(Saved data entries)
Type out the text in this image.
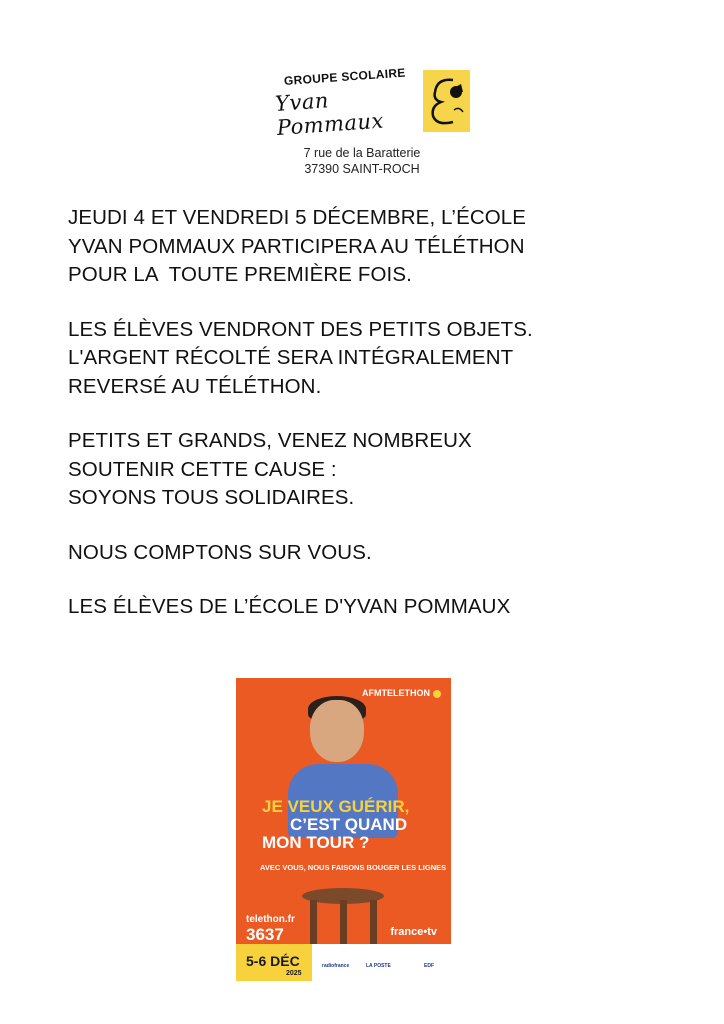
GROUPE SCOLAIRE
Yvan Pommaux
7 rue de la Baratterie
37390 SAINT-ROCH
JEUDI 4 ET VENDREDI 5 DÉCEMBRE, L’ÉCOLE
YVAN POMMAUX PARTICIPERA AU TÉLÉTHON
POUR LA  TOUTE PREMIÈRE FOIS.
LES ÉLÈVES VENDRONT DES PETITS OBJETS.
L'ARGENT RÉCOLTÉ SERA INTÉGRALEMENT
REVERSÉ AU TÉLÉTHON.
PETITS ET GRANDS, VENEZ NOMBREUX
SOUTENIR CETTE CAUSE :
SOYONS TOUS SOLIDAIRES.
NOUS COMPTONS SUR VOUS.
LES ÉLÈVES DE L’ÉCOLE D'YVAN POMMAUX
AFMTELETHON
JE VEUX GUÉRIR,
C’EST QUAND
MON TOUR ?
AVEC VOUS, NOUS FAISONS BOUGER LES LIGNES
telethon.fr
3637	france•tv
5-6 DÉC
2025
radiofrance	LA POSTE	EDF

Goal of the exercise
Transcribe every line in the entries above, taking out only the images.

Response to the task
Type out the text in this image.
GROUPE SCOLAIRE
Yvan Pommaux
7 rue de la Baratterie
37390 SAINT-ROCH
JEUDI 4 ET VENDREDI 5 DÉCEMBRE, L’ÉCOLE
YVAN POMMAUX PARTICIPERA AU TÉLÉTHON
POUR LA  TOUTE PREMIÈRE FOIS.
LES ÉLÈVES VENDRONT DES PETITS OBJETS.
L'ARGENT RÉCOLTÉ SERA INTÉGRALEMENT
REVERSÉ AU TÉLÉTHON.
PETITS ET GRANDS, VENEZ NOMBREUX
SOUTENIR CETTE CAUSE :
SOYONS TOUS SOLIDAIRES.
NOUS COMPTONS SUR VOUS.
LES ÉLÈVES DE L’ÉCOLE D'YVAN POMMAUX
AFMTELETHON
JE VEUX GUÉRIR,
C’EST QUAND
MON TOUR ?
AVEC VOUS, NOUS FAISONS BOUGER LES LIGNES
telethon.fr
3637	france•tv
5-6 DÉC
2025
radiofrance	LA POSTE	EDF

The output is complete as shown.